(Stored items from a collection)
_____

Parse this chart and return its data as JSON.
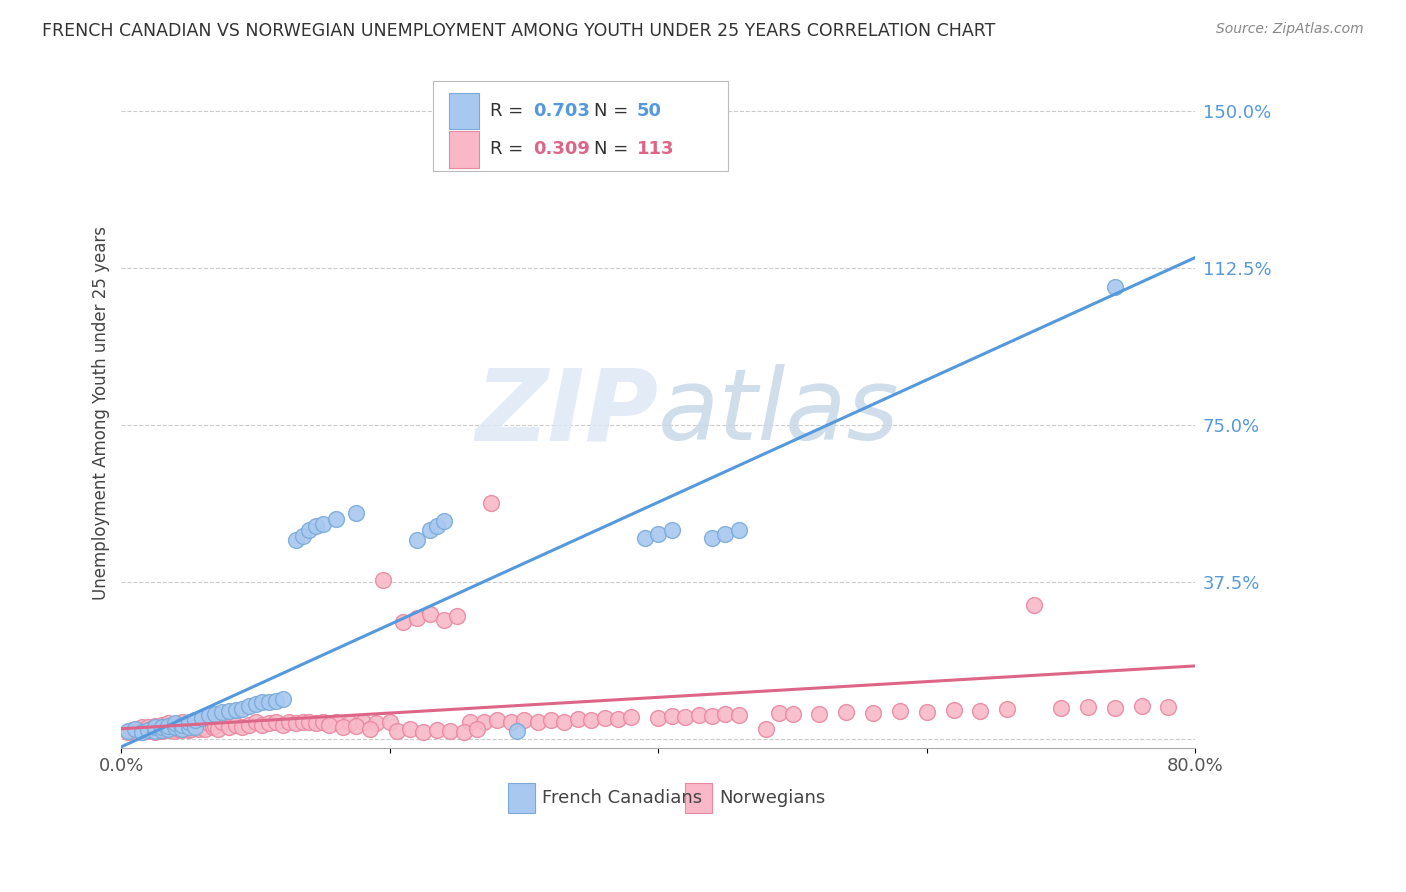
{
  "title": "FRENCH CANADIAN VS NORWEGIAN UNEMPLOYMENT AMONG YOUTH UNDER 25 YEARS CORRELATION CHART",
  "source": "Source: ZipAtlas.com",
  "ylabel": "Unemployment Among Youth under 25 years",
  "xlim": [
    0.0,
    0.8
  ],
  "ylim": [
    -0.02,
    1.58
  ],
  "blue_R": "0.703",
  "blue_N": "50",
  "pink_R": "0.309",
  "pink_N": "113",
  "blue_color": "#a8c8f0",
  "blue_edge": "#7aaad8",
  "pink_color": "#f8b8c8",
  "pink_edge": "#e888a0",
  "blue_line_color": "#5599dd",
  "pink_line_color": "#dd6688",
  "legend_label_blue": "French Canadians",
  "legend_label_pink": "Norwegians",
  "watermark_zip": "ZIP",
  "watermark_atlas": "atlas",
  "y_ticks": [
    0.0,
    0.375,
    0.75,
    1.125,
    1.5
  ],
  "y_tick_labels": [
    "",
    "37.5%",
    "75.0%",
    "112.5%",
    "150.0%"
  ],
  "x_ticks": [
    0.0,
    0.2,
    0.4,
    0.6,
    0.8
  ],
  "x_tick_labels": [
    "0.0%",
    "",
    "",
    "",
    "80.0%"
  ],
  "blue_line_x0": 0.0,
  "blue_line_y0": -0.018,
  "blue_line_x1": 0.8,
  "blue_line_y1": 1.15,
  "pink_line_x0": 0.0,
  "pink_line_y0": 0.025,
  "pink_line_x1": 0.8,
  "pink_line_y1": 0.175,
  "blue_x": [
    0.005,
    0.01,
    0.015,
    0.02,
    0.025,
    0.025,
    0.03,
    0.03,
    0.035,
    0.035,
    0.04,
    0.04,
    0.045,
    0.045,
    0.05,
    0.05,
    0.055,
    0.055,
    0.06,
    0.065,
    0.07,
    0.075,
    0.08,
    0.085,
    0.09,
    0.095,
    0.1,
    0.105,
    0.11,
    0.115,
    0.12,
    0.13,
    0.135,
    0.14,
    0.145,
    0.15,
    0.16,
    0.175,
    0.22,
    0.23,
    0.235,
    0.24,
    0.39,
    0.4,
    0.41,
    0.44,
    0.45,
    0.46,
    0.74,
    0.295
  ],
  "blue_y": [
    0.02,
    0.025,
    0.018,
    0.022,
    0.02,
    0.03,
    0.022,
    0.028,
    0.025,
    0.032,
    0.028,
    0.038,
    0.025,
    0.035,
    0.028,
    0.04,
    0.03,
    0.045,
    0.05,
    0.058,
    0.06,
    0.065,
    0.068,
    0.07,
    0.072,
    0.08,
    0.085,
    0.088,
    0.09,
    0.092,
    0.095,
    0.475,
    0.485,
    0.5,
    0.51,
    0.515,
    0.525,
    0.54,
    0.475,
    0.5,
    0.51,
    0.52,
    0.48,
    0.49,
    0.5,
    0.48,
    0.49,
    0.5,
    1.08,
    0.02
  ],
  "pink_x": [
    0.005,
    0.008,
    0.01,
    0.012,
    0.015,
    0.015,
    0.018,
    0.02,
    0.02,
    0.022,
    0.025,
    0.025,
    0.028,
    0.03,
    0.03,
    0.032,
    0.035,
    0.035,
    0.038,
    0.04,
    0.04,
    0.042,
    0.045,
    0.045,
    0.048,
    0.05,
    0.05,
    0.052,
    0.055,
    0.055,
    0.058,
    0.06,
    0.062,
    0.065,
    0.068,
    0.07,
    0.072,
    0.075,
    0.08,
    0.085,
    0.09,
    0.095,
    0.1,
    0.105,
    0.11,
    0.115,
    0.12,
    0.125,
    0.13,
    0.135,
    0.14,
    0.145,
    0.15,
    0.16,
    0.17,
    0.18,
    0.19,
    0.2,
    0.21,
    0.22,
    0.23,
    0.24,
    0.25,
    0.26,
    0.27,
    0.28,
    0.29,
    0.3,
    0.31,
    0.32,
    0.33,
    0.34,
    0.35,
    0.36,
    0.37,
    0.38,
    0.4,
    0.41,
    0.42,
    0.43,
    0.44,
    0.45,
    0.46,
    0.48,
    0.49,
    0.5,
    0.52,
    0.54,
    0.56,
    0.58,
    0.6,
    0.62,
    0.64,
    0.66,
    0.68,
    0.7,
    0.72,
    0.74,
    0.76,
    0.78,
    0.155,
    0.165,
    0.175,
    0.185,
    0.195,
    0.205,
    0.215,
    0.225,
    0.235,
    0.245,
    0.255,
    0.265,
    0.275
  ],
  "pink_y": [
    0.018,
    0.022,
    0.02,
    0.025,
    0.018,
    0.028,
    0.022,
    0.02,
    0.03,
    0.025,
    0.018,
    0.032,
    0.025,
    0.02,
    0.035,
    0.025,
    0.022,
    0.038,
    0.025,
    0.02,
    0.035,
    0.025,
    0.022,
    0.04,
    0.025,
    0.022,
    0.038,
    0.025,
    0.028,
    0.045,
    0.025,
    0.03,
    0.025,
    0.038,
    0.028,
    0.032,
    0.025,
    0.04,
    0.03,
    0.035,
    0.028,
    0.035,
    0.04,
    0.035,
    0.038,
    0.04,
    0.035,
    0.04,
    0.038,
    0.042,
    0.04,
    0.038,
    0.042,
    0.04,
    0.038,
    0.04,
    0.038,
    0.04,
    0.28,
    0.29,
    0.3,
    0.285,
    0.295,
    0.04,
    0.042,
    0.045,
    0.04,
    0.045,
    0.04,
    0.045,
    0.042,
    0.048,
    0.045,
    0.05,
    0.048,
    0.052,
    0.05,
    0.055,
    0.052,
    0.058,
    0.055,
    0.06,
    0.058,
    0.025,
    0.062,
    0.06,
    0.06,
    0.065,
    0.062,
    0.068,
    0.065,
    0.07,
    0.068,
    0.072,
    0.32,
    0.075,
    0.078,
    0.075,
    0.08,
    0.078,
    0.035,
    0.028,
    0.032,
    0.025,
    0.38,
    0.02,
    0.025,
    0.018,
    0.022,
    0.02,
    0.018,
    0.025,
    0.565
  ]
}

_____

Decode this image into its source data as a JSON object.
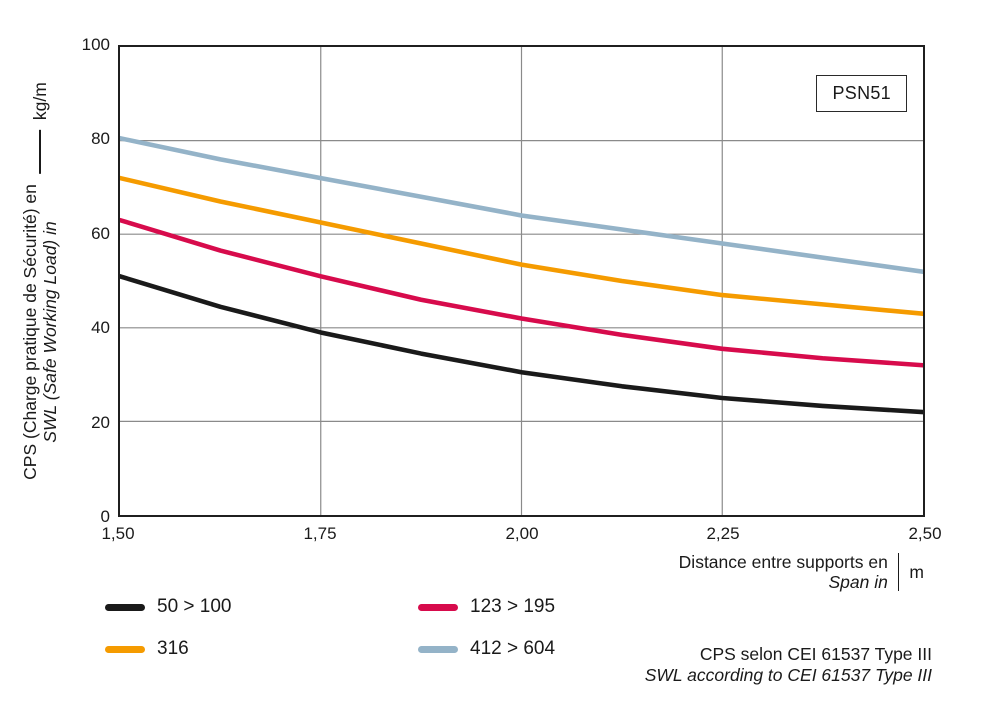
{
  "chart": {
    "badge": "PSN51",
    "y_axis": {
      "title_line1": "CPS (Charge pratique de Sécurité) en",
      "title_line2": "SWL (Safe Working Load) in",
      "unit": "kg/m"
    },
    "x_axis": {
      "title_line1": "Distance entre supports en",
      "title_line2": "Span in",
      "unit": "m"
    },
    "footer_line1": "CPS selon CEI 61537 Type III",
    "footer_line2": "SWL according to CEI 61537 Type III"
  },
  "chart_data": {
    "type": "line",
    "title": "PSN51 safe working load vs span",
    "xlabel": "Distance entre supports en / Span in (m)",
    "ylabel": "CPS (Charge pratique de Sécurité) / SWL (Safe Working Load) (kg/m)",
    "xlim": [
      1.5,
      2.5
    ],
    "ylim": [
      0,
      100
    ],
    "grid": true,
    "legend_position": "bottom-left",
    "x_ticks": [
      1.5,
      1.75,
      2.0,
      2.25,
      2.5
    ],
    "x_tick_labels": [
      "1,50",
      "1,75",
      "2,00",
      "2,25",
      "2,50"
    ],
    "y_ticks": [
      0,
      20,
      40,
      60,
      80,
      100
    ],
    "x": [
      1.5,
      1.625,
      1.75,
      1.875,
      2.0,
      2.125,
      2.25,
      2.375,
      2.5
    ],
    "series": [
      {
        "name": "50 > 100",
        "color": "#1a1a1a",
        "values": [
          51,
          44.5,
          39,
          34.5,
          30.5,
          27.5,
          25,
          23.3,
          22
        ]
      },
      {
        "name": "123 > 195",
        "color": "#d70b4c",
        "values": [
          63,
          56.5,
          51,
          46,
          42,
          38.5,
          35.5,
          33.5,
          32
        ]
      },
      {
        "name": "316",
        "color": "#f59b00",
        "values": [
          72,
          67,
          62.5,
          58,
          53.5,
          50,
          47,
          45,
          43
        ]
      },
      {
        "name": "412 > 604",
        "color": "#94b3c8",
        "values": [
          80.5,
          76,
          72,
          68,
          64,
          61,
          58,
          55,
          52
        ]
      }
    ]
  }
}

_____

TO DO: Using the material above, copy every line in which the string "Sécurité" occurs.

WRITTEN ANSWER:
      "title_line1": "CPS (Charge pratique de Sécurité) en",
    "ylabel": "CPS (Charge pratique de Sécurité) / SWL (Safe Working Load) (kg/m)",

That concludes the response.